• _INPUT DATA_:
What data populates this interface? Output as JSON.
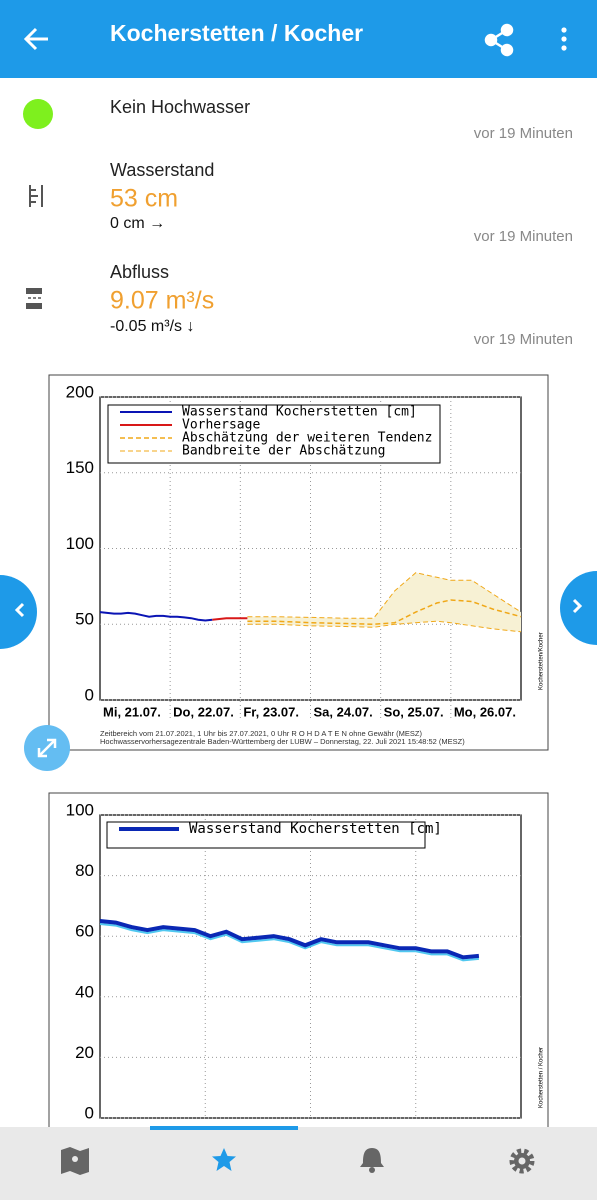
{
  "app_bar": {
    "title": "Kocherstetten / Kocher"
  },
  "status": {
    "label": "Kein Hochwasser",
    "updated": "vor 19 Minuten"
  },
  "measurements": [
    {
      "label": "Wasserstand",
      "value": "53 cm",
      "change": "0 cm →",
      "updated": "vor 19 Minuten"
    },
    {
      "label": "Abfluss",
      "value": "9.07 m³/s",
      "change": "-0.05 m³/s ↓",
      "updated": "vor 19 Minuten"
    }
  ],
  "chart_data": [
    {
      "type": "line",
      "xlim": [
        0,
        6
      ],
      "ylim": [
        0,
        200
      ],
      "yticks": [
        0,
        50,
        100,
        150,
        200
      ],
      "grid": true,
      "xticks": [
        {
          "value": 0,
          "label": "Mi, 21.07."
        },
        {
          "value": 1,
          "label": "Do, 22.07."
        },
        {
          "value": 2,
          "label": "Fr, 23.07."
        },
        {
          "value": 3,
          "label": "Sa, 24.07."
        },
        {
          "value": 4,
          "label": "So, 25.07."
        },
        {
          "value": 5,
          "label": "Mo, 26.07."
        }
      ],
      "series": [
        {
          "name": "Wasserstand Kocherstetten [cm]",
          "color": "#0a14b4",
          "line_width": 2,
          "x": [
            0,
            0.1,
            0.2,
            0.3,
            0.4,
            0.5,
            0.6,
            0.7,
            0.8,
            0.9,
            1.0,
            1.1,
            1.2,
            1.3,
            1.4,
            1.5,
            1.6
          ],
          "values": [
            58,
            57.5,
            57,
            57,
            57.5,
            57,
            56,
            55,
            55.5,
            55.5,
            55,
            55,
            54.5,
            54,
            53,
            52.5,
            53
          ]
        },
        {
          "name": "Vorhersage",
          "color": "#d81818",
          "line_width": 2,
          "x": [
            1.6,
            1.8,
            2.0,
            2.1
          ],
          "values": [
            53,
            54,
            54,
            54
          ]
        },
        {
          "name": "Abschätzung der weiteren Tendenz",
          "color": "#f0a818",
          "line_width": 1.5,
          "dashed": true,
          "x": [
            2.1,
            2.5,
            3,
            3.5,
            3.9,
            4.2,
            4.5,
            4.8,
            5,
            5.3,
            5.6,
            6
          ],
          "values": [
            52,
            52,
            51,
            50.5,
            50,
            51,
            58,
            64,
            66,
            65,
            60,
            55
          ]
        },
        {
          "name": "Bandbreite der Abschätzung",
          "color": "#f0a818",
          "line_width": 1,
          "dashed": true,
          "fill": "#f7f1d4",
          "x": [
            2.1,
            2.5,
            3,
            3.5,
            3.9,
            4.2,
            4.5,
            4.8,
            5,
            5.3,
            5.6,
            6
          ],
          "values": [
            55,
            55,
            54.5,
            54,
            54,
            72,
            84,
            81,
            79,
            79,
            70,
            58
          ],
          "lower": [
            50,
            50,
            49,
            48.5,
            48,
            50,
            51,
            52,
            51,
            49,
            47,
            45
          ]
        }
      ],
      "notes": [
        "Zeitbereich vom 21.07.2021, 1 Uhr bis 27.07.2021, 0 Uhr     R O H D A T E N ohne Gewähr (MESZ)",
        "Hochwasservorhersagezentrale Baden-Württemberg der LUBW – Donnerstag, 22. Juli 2021 15:48:52 (MESZ)"
      ],
      "side_label": "Kocherstetten/Kocher"
    },
    {
      "type": "line",
      "xlim": [
        0,
        4
      ],
      "ylim": [
        0,
        100
      ],
      "yticks": [
        0,
        20,
        40,
        60,
        80,
        100
      ],
      "grid": true,
      "xgrid": [
        1,
        2,
        3
      ],
      "series": [
        {
          "name": "Wasserstand Kocherstetten [cm]",
          "color": "#0a28b4",
          "line_width": 4,
          "halo": "#50c8f0",
          "x": [
            0,
            0.15,
            0.3,
            0.45,
            0.6,
            0.75,
            0.9,
            1.05,
            1.2,
            1.35,
            1.5,
            1.65,
            1.8,
            1.95,
            2.1,
            2.25,
            2.4,
            2.55,
            2.7,
            2.85,
            3.0,
            3.15,
            3.3,
            3.45,
            3.6
          ],
          "values": [
            65,
            64.5,
            63,
            62,
            63,
            62.5,
            62,
            60,
            61.5,
            59,
            59.5,
            60,
            59,
            57,
            59,
            58,
            58,
            58,
            57,
            56,
            56,
            55,
            55,
            53,
            53.5
          ]
        }
      ],
      "side_label": "Kocherstetten / Kocher"
    }
  ]
}
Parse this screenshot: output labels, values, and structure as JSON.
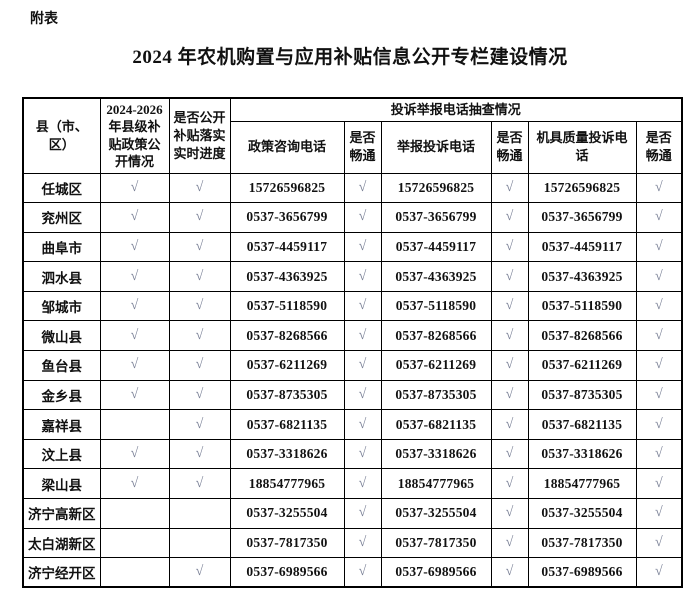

• _WHAT IS NEEDED_: Each line above that includes "JSON" should be shown.

• _ANSWER TO THIS PROBLEM_:
What data populates this interface? Output as JSON.
Parse this screenshot: output labels, values, and structure as JSON.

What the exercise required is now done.